| ENTRIES SUPPLIED |

[Start]

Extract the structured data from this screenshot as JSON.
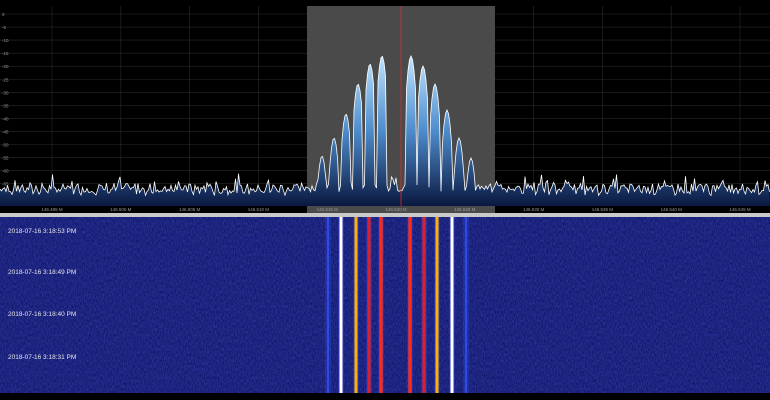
{
  "app": {
    "spectrum": {
      "y_axis_labels": [
        "0",
        "-5",
        "-10",
        "-15",
        "-20",
        "-25",
        "-30",
        "-35",
        "-40",
        "-45",
        "-50",
        "-55",
        "-60",
        "-65",
        "-70"
      ],
      "x_axis_labels": [
        "146.495 M",
        "146.500 M",
        "146.505 M",
        "146.510 M",
        "146.515 M",
        "146.520 M",
        "146.525 M",
        "146.530 M",
        "146.535 M",
        "146.540 M",
        "146.545 M"
      ],
      "background_color": "#000000",
      "filter_highlight_color": "#4a4a4a",
      "center_marker_color": "#d43030",
      "trace_color": "#ffffff",
      "fill_color": "#3a6fb0"
    },
    "waterfall": {
      "timestamps": [
        "2018-07-16 3:18:53 PM",
        "2018-07-16 3:18:49 PM",
        "2018-07-16 3:18:40 PM",
        "2018-07-16 3:18:31 PM"
      ],
      "background_color": "#0b0d5a"
    }
  }
}
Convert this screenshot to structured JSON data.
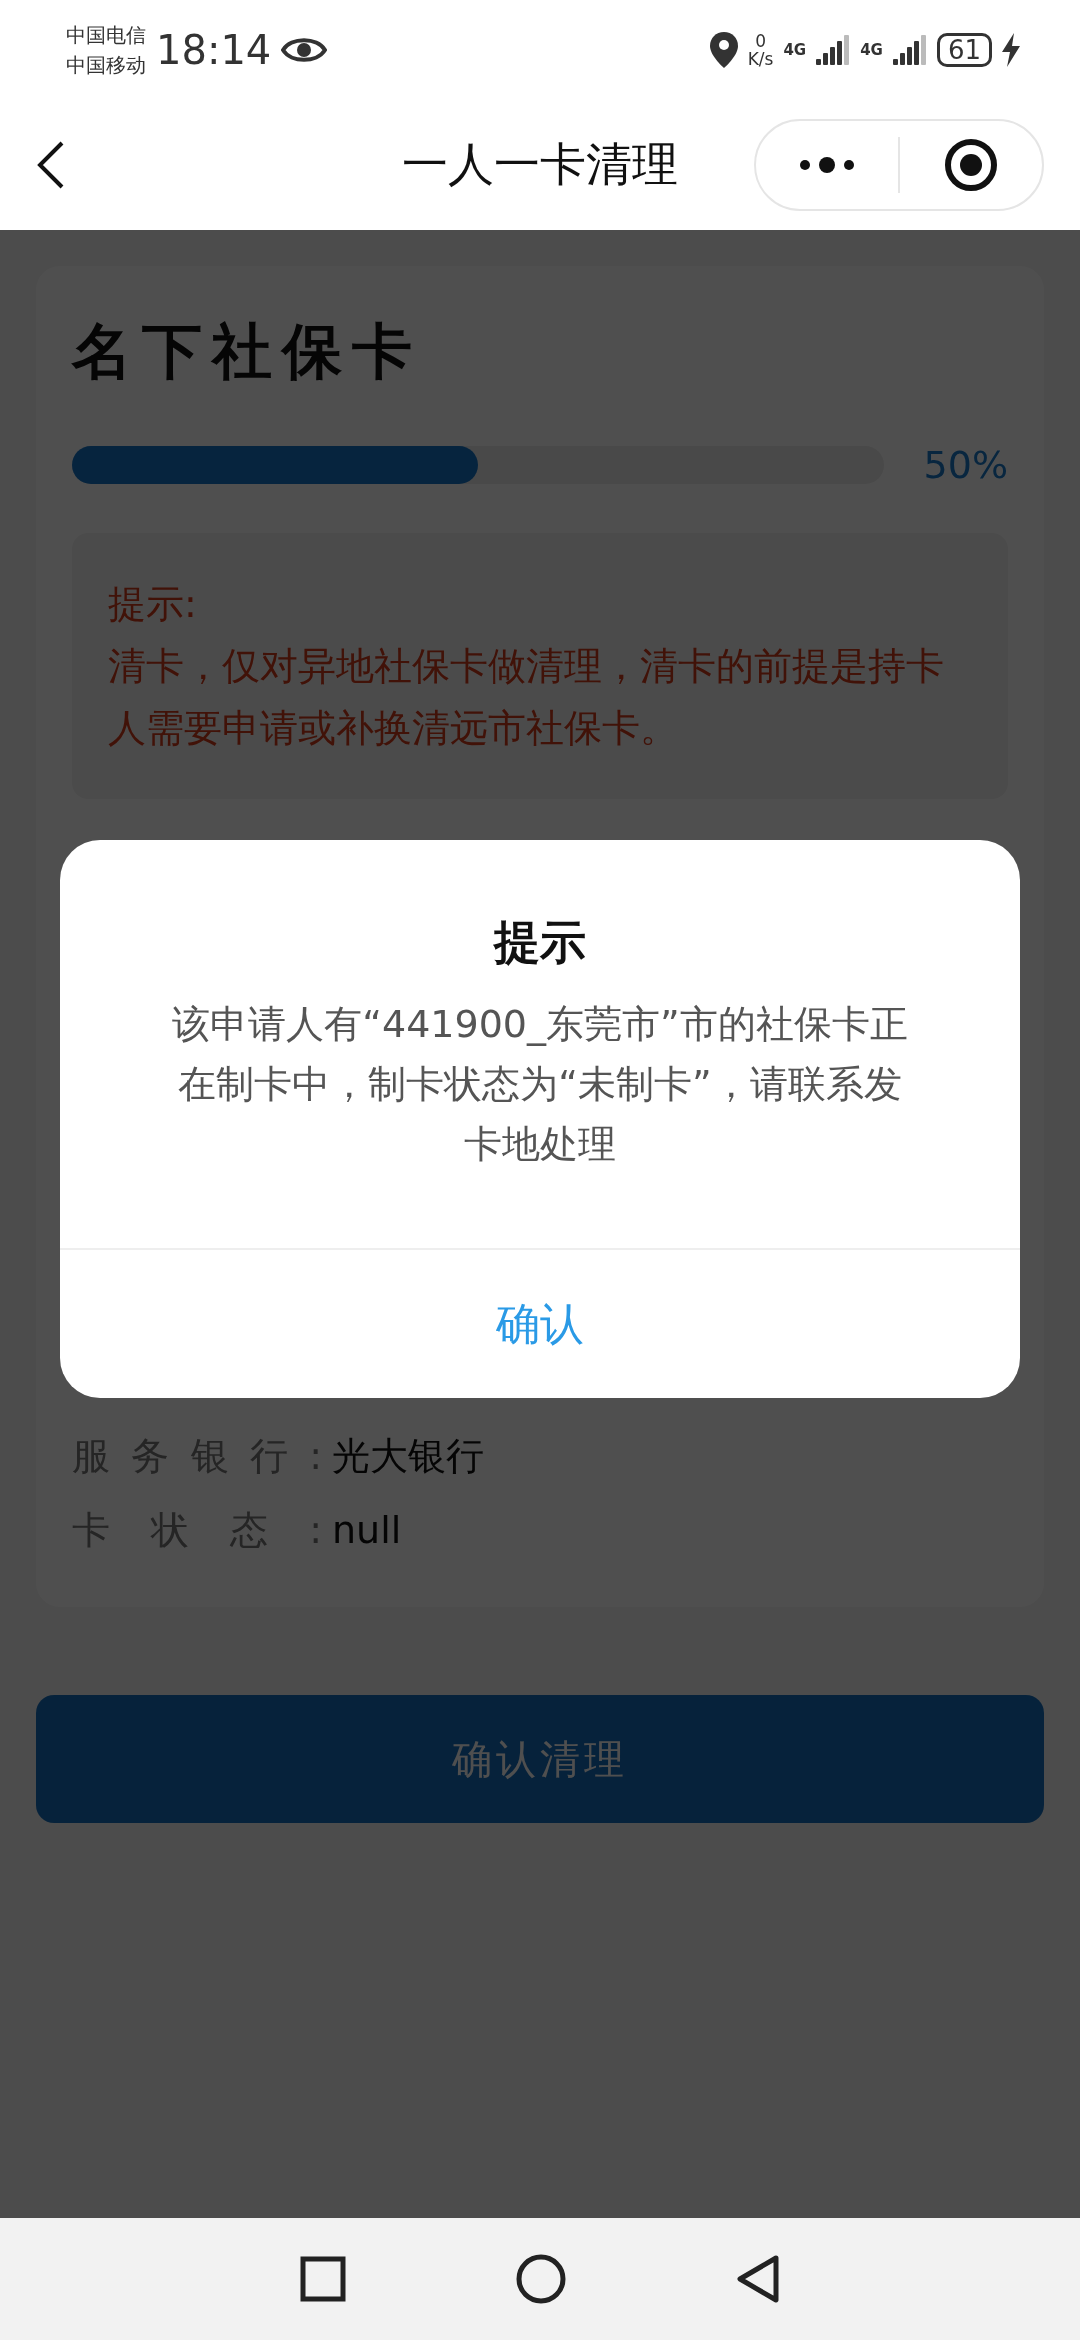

[End]

| WHAT NEEDS TO BE DONE |
Without the pictures, output the full listing exactly as it stands.

| RESPONSE FOR THIS EXERCISE |
Extract the structured data from this screenshot as JSON.
{
  "app": {
    "spectrum": {
      "y_axis_labels": [
        "0",
        "-5",
        "-10",
        "-15",
        "-20",
        "-25",
        "-30",
        "-35",
        "-40",
        "-45",
        "-50",
        "-55",
        "-60",
        "-65",
        "-70"
      ],
      "x_axis_labels": [
        "146.495 M",
        "146.500 M",
        "146.505 M",
        "146.510 M",
        "146.515 M",
        "146.520 M",
        "146.525 M",
        "146.530 M",
        "146.535 M",
        "146.540 M",
        "146.545 M"
      ],
      "background_color": "#000000",
      "filter_highlight_color": "#4a4a4a",
      "center_marker_color": "#d43030",
      "trace_color": "#ffffff",
      "fill_color": "#3a6fb0"
    },
    "waterfall": {
      "timestamps": [
        "2018-07-16 3:18:53 PM",
        "2018-07-16 3:18:49 PM",
        "2018-07-16 3:18:40 PM",
        "2018-07-16 3:18:31 PM"
      ],
      "background_color": "#0b0d5a"
    }
  }
}
Convert this screenshot to structured JSON data.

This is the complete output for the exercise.